* [Problem to solve]:
Return every line of the listing below in which the string "band" occurs.

* [The input]:
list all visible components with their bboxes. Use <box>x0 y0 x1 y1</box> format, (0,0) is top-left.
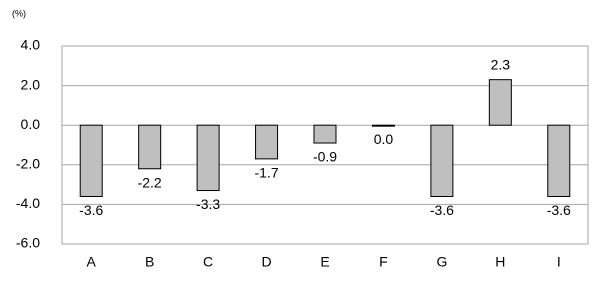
unit-label: (%) <box>12 8 26 18</box>
x-tick-label: B <box>145 254 154 270</box>
data-label: -3.6 <box>547 202 571 218</box>
data-label: -0.9 <box>313 149 337 165</box>
bar <box>371 124 395 127</box>
bar <box>255 124 279 160</box>
x-tick-label: F <box>379 254 388 270</box>
x-tick-label: I <box>557 254 561 270</box>
x-tick-label: D <box>261 254 271 270</box>
data-label: -2.2 <box>138 174 162 190</box>
y-tick-label: 0.0 <box>21 116 41 132</box>
bar <box>430 124 454 197</box>
bar <box>138 124 162 170</box>
bar <box>488 79 512 126</box>
bar <box>313 124 337 144</box>
y-tick-label: -4.0 <box>16 195 40 211</box>
y-tick-label: 2.0 <box>21 76 41 92</box>
y-tick-label: -6.0 <box>16 235 40 251</box>
data-label: -3.3 <box>196 196 220 212</box>
bar <box>79 124 103 197</box>
x-tick-label: H <box>495 254 505 270</box>
data-label: 0.0 <box>374 131 394 147</box>
x-tick-label: E <box>320 254 329 270</box>
bar <box>196 124 220 192</box>
y-tick-label: 4.0 <box>21 37 41 53</box>
data-label: -3.6 <box>79 202 103 218</box>
y-tick-label: -2.0 <box>16 156 40 172</box>
data-label: 2.3 <box>491 56 511 72</box>
x-tick-label: A <box>87 254 97 270</box>
data-label: -1.7 <box>254 165 278 181</box>
bar <box>547 124 571 197</box>
x-tick-label: C <box>203 254 213 270</box>
data-label: -3.6 <box>430 202 454 218</box>
x-tick-label: G <box>436 254 447 270</box>
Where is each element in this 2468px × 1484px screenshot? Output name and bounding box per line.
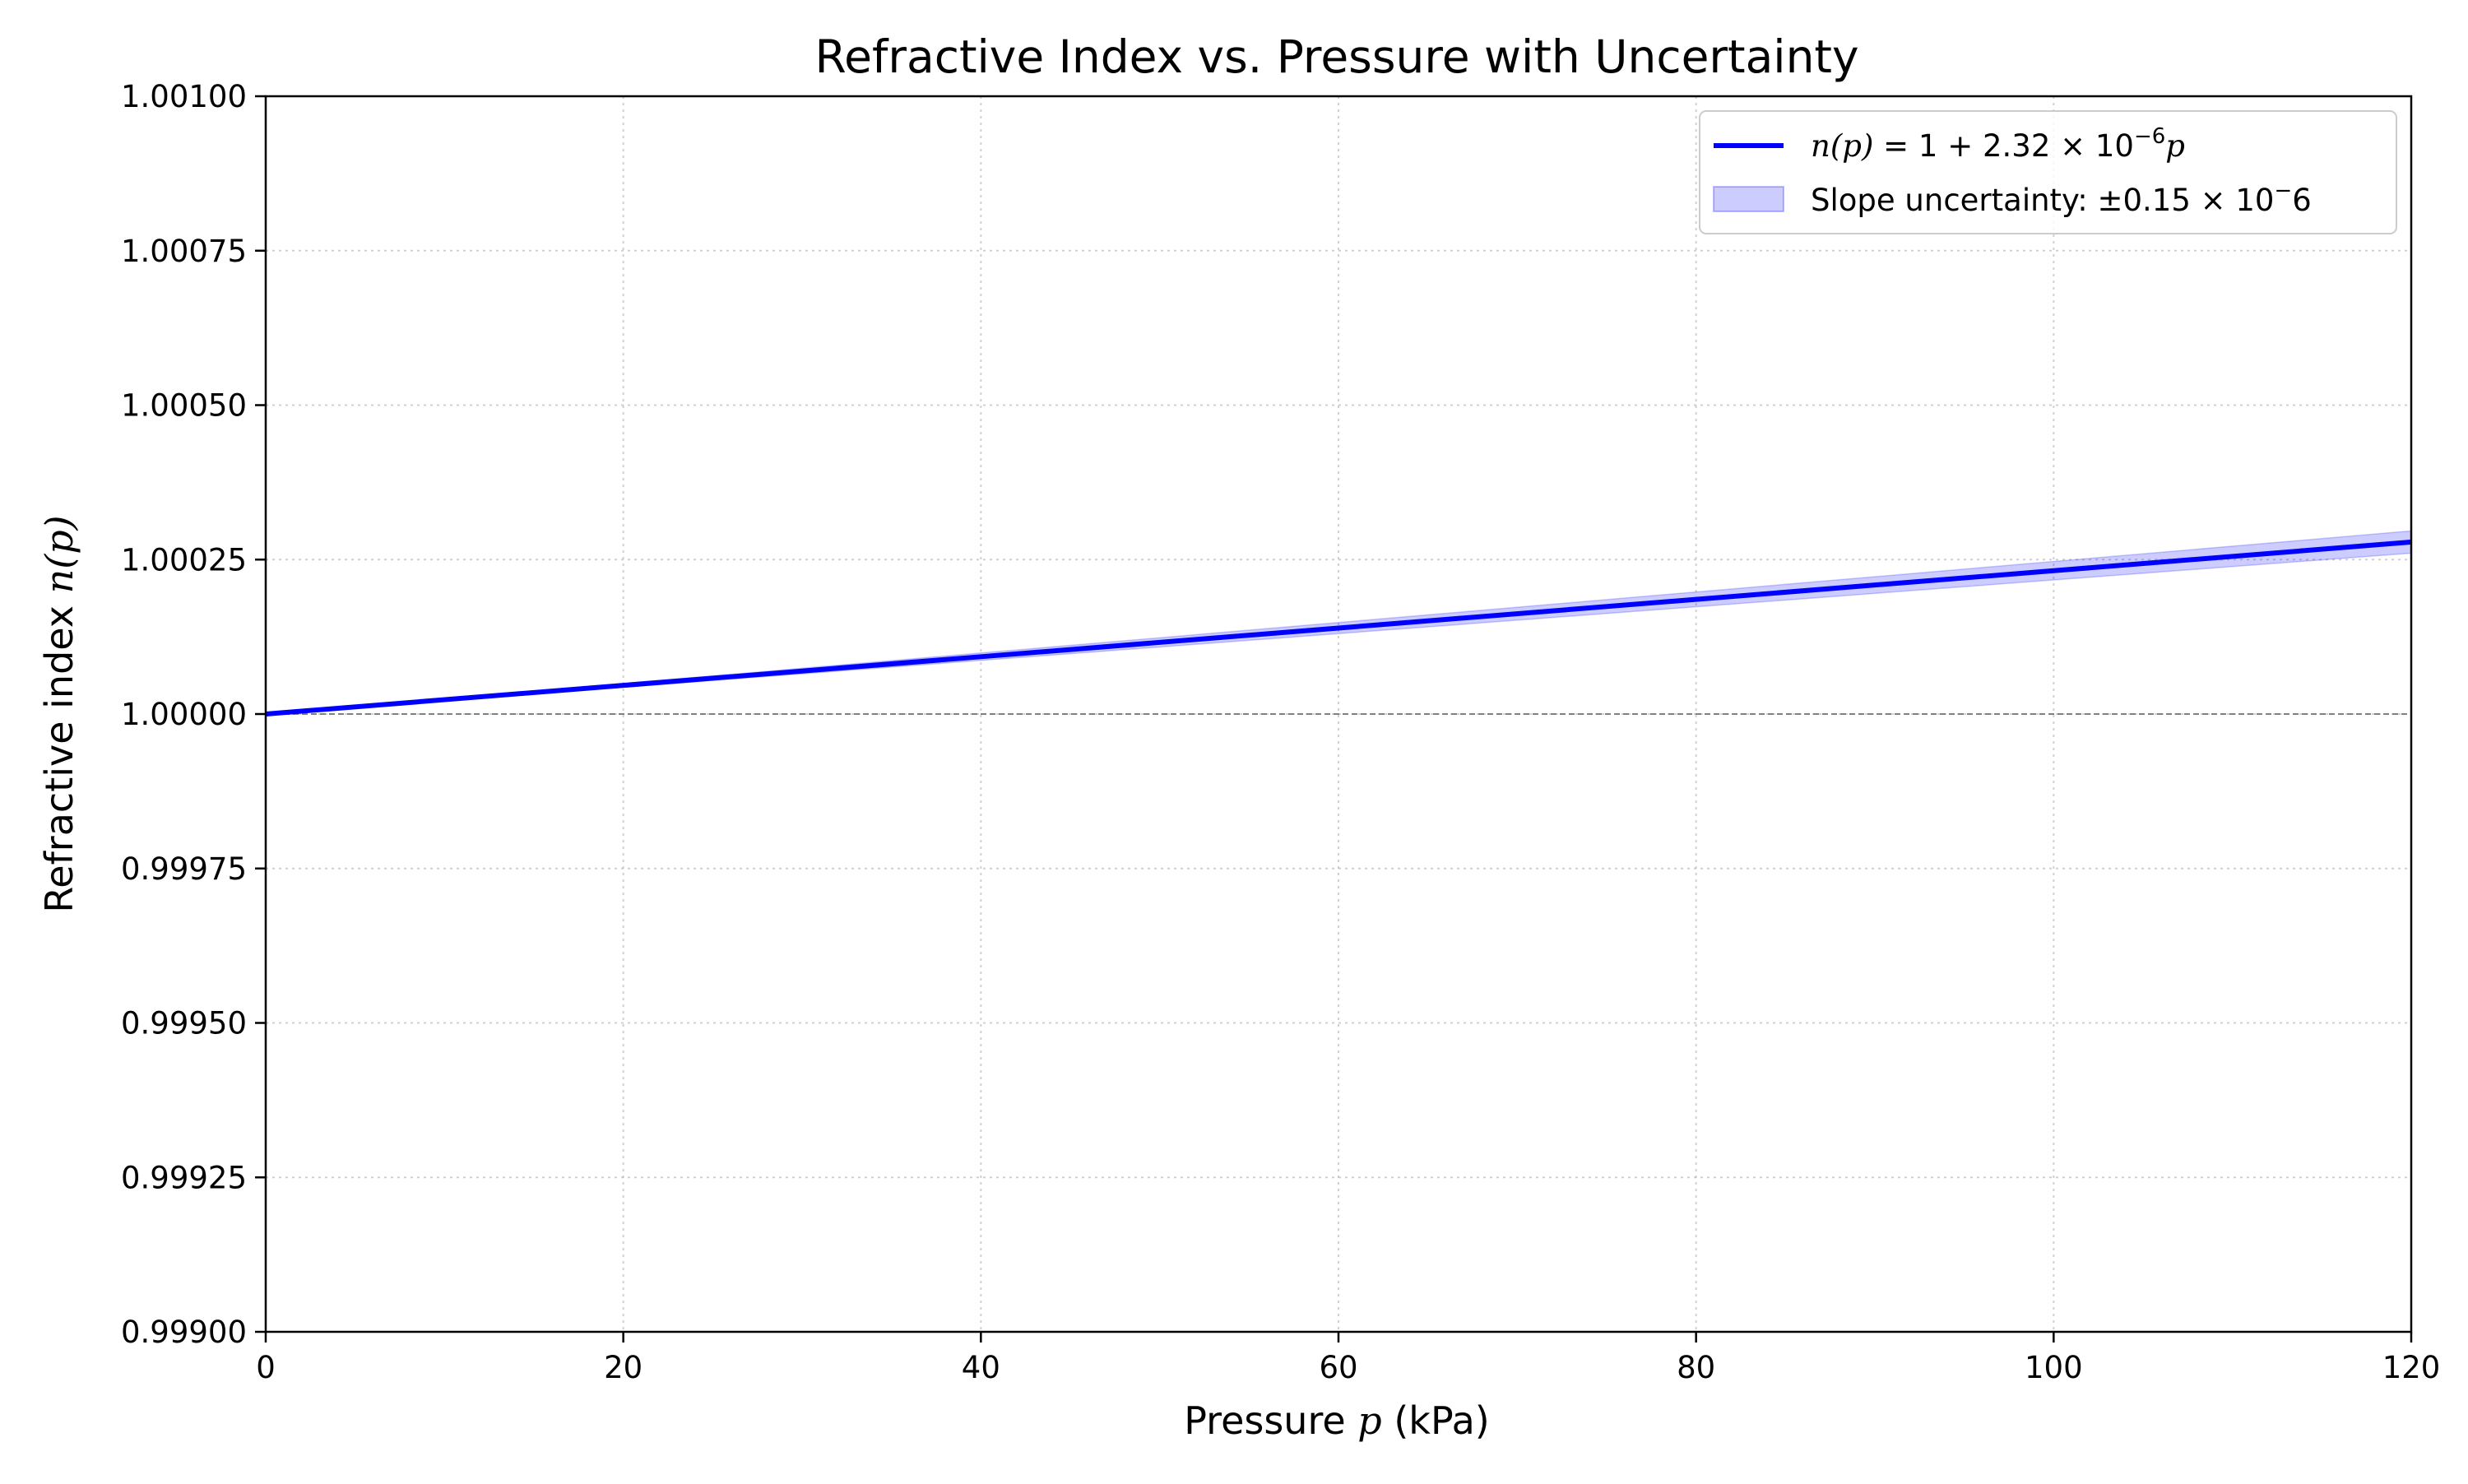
y-tick-label: 1.00000	[121, 697, 247, 732]
x-tick-label: 60	[1319, 1350, 1357, 1385]
legend: n(p) = 1 + 2.32 × 10−6p Slope uncertaint…	[1699, 110, 2397, 234]
y-axis-title: Refractive index n(p)	[37, 515, 81, 912]
legend-band-label-text: Slope uncertainty: ±0.15 × 10	[1811, 183, 2274, 218]
y-tick-label: 0.99925	[121, 1160, 247, 1195]
legend-line-label-mid: = 1 + 2.32 × 10	[1873, 128, 2134, 164]
x-tick-label: 120	[2382, 1350, 2441, 1385]
x-tick-label: 100	[2025, 1350, 2083, 1385]
x-tick-label: 0	[256, 1350, 276, 1385]
legend-box	[1699, 110, 2397, 234]
y-tick-label: 0.99950	[121, 1006, 247, 1041]
legend-band-swatch	[1713, 186, 1784, 212]
legend-line-label-np: n(p)	[1811, 128, 1873, 164]
legend-band-label: Slope uncertainty: ±0.15 × 10−6	[1811, 179, 2312, 218]
legend-line-label: n(p) = 1 + 2.32 × 10−6p	[1811, 124, 2185, 164]
legend-band-label-exponent: −	[2274, 179, 2292, 203]
legend-line-label-exponent: −6	[2134, 124, 2165, 149]
y-tick-label: 0.99975	[121, 851, 247, 887]
y-axis-title-var: n(p)	[37, 515, 81, 593]
legend-band-label-tail: 6	[2292, 183, 2312, 218]
x-axis-title-var: p	[1357, 1398, 1381, 1443]
y-axis-title-before: Refractive index	[37, 593, 81, 912]
x-tick-label: 20	[604, 1350, 643, 1385]
y-tick-label: 1.00075	[121, 234, 247, 269]
x-tick-label: 80	[1677, 1350, 1715, 1385]
x-axis-title: Pressure p (kPa)	[1184, 1398, 1490, 1443]
x-axis-title-after: (kPa)	[1382, 1398, 1490, 1443]
y-tick-label: 1.00100	[121, 79, 247, 114]
legend-line-label-p: p	[2165, 128, 2185, 164]
y-tick-label: 0.99900	[121, 1315, 247, 1350]
series-line-n-p	[265, 539, 2412, 716]
y-tick-label: 1.00050	[121, 388, 247, 424]
chart-title: Refractive Index vs. Pressure with Uncer…	[814, 30, 1858, 83]
y-tick-label: 1.00025	[121, 542, 247, 577]
y-axis-ticks: 0.99900 0.99925 0.99950 0.99975 1.00000 1.000…	[121, 79, 266, 1350]
x-tick-label: 40	[962, 1350, 1000, 1385]
x-axis-ticks: 0 20 40 60 80 100 120	[256, 1332, 2440, 1385]
x-axis-title-before: Pressure	[1184, 1398, 1357, 1443]
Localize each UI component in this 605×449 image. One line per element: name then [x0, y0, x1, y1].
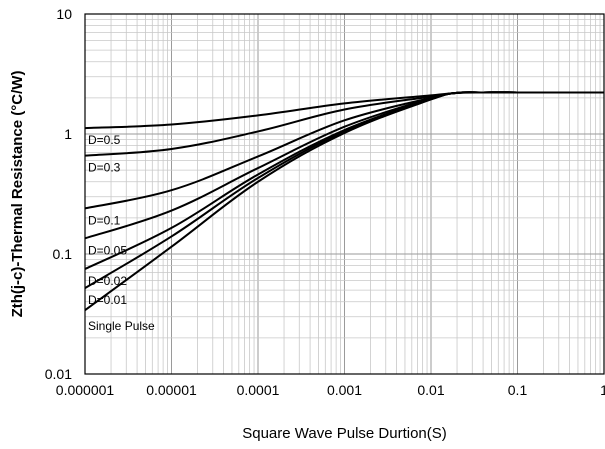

* [Written response]:
legend-band-label-text: Slope uncertainty: ±0.15 × 10	[1811, 183, 2274, 218]
legend-band-swatch	[1713, 186, 1784, 212]
legend-band-label: Slope uncertainty: ±0.15 × 10−6	[1811, 179, 2312, 218]
legend-band-label-exponent: −	[2274, 179, 2292, 203]
legend-band-label-tail: 6	[2292, 183, 2312, 218]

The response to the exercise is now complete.